» **Dataset excerpts**:
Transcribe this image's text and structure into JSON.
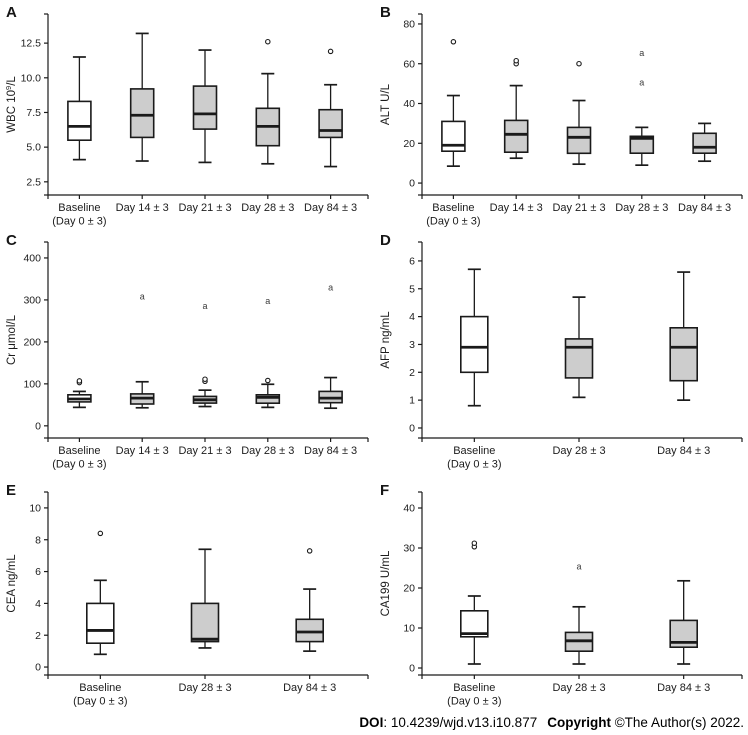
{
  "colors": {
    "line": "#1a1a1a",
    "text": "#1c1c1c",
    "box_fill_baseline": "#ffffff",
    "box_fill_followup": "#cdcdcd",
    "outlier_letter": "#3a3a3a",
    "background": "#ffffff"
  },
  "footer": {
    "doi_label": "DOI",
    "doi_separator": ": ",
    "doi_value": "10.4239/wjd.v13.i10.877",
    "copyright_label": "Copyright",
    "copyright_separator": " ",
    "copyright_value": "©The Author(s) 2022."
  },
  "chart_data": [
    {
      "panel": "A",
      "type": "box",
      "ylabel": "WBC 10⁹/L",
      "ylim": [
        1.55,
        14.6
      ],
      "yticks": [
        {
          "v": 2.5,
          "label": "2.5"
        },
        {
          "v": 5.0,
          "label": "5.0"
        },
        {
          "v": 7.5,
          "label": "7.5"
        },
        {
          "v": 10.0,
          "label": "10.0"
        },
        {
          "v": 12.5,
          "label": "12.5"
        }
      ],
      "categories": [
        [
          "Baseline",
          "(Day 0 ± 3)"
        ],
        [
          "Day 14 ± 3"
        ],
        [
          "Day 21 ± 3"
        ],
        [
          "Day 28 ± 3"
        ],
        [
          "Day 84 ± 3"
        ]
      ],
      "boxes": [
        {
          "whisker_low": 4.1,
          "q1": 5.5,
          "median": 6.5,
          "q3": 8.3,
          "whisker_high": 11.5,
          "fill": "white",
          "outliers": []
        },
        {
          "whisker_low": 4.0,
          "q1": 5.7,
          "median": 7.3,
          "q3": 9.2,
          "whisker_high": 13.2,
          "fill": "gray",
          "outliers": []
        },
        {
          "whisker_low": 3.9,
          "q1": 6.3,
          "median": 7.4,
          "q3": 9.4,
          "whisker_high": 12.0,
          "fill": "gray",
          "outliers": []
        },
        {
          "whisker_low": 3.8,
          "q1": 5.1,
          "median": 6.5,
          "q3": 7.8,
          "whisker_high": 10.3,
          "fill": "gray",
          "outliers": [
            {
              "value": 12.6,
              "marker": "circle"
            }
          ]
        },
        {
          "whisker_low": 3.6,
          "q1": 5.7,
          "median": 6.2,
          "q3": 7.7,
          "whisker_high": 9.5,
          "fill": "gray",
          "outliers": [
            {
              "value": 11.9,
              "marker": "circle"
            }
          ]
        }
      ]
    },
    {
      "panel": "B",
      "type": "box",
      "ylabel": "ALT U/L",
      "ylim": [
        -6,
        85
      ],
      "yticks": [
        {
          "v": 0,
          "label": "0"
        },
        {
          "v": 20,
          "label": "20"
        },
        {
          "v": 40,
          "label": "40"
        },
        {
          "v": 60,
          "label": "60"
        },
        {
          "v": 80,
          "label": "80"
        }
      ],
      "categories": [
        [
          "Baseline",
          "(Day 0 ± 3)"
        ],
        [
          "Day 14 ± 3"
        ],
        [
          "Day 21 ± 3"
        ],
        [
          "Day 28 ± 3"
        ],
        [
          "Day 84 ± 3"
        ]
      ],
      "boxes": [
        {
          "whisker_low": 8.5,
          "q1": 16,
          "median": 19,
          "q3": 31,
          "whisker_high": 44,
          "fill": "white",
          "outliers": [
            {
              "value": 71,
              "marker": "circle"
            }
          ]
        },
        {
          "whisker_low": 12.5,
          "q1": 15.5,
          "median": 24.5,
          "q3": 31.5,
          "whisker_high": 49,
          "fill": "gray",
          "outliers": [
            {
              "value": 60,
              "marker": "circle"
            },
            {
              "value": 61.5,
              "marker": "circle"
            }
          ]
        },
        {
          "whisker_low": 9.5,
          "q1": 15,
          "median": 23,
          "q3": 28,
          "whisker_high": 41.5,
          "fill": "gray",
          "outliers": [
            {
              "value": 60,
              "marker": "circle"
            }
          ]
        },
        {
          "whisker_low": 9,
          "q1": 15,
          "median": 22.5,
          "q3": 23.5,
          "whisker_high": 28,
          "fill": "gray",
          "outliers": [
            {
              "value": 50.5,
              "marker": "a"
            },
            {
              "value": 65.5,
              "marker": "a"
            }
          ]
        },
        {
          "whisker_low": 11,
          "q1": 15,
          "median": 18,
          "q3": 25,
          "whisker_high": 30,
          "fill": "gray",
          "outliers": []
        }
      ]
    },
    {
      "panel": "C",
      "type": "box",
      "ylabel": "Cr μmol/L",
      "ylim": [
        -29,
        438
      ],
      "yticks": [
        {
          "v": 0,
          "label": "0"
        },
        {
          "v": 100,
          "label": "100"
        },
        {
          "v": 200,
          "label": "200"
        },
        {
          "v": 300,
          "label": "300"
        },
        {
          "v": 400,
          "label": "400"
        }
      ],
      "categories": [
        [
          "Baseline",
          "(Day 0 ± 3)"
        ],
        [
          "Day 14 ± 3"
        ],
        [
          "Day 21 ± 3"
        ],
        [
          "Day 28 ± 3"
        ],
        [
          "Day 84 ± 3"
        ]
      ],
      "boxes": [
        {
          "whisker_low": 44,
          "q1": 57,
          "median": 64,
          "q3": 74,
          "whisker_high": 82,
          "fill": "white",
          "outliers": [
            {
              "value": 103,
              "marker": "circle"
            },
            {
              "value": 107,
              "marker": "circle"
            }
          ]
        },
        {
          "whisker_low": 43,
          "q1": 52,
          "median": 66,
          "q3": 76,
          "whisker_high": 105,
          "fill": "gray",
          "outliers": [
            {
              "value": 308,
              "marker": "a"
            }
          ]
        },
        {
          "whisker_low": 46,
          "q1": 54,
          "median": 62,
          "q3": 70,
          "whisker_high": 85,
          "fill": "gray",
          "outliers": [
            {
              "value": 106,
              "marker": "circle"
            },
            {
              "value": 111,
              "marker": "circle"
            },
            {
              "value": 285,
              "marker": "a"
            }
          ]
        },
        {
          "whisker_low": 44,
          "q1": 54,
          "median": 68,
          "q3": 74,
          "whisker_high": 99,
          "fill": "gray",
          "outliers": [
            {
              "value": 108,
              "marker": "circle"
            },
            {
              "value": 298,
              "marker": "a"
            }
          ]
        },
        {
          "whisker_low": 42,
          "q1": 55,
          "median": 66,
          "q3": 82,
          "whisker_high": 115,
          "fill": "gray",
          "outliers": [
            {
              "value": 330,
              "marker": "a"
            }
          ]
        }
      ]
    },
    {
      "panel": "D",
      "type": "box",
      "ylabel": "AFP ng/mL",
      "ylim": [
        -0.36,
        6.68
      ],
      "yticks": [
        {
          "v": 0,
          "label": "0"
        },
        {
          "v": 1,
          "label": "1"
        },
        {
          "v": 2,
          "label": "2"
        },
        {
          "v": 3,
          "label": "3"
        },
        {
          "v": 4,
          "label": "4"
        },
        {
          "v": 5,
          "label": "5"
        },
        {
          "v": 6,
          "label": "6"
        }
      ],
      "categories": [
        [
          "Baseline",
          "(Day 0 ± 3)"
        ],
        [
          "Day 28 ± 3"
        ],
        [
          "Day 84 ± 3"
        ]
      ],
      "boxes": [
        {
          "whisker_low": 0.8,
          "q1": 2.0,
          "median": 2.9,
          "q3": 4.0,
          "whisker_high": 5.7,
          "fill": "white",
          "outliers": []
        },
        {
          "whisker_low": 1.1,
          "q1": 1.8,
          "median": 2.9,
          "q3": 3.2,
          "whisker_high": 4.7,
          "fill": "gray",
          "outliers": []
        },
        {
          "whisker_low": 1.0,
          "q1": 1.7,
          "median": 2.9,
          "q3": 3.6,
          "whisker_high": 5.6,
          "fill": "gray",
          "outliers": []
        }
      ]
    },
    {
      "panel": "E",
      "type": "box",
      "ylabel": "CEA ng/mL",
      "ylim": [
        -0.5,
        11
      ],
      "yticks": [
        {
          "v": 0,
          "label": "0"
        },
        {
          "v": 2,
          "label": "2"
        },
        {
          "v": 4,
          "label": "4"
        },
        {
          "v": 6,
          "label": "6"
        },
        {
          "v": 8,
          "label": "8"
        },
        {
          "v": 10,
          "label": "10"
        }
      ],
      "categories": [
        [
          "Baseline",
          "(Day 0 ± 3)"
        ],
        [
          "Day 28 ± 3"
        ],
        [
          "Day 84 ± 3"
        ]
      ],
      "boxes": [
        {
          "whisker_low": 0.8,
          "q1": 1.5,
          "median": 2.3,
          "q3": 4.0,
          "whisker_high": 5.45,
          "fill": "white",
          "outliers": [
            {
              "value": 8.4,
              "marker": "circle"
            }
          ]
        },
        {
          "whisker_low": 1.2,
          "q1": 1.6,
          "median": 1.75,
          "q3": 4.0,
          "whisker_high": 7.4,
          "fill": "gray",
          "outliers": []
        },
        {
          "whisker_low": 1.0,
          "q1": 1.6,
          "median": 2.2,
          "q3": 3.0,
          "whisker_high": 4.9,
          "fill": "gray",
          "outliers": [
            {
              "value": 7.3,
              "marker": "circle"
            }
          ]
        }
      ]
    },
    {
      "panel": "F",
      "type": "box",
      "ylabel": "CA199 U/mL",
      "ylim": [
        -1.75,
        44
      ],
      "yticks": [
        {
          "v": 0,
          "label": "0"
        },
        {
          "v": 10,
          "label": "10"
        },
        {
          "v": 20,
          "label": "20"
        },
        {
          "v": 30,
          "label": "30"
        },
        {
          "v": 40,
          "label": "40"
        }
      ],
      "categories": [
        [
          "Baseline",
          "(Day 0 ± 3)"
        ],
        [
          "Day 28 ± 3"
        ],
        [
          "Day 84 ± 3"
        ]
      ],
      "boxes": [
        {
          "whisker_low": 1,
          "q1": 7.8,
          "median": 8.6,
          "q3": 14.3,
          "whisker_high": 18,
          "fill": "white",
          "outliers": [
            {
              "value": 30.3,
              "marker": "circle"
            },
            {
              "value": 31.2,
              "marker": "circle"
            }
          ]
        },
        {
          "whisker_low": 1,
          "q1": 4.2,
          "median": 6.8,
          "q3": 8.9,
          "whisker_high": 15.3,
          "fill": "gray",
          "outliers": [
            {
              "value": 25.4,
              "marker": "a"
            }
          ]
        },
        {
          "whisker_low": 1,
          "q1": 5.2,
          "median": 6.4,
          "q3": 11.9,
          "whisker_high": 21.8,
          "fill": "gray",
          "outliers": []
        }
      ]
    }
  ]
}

» **Direction**:
Copy out every line with the word "ylabel".

» **Expected answer**:
      "ylabel": "WBC 10⁹/L",
      "ylabel": "ALT U/L",
      "ylabel": "Cr μmol/L",
      "ylabel": "AFP ng/mL",
      "ylabel": "CEA ng/mL",
      "ylabel": "CA199 U/mL",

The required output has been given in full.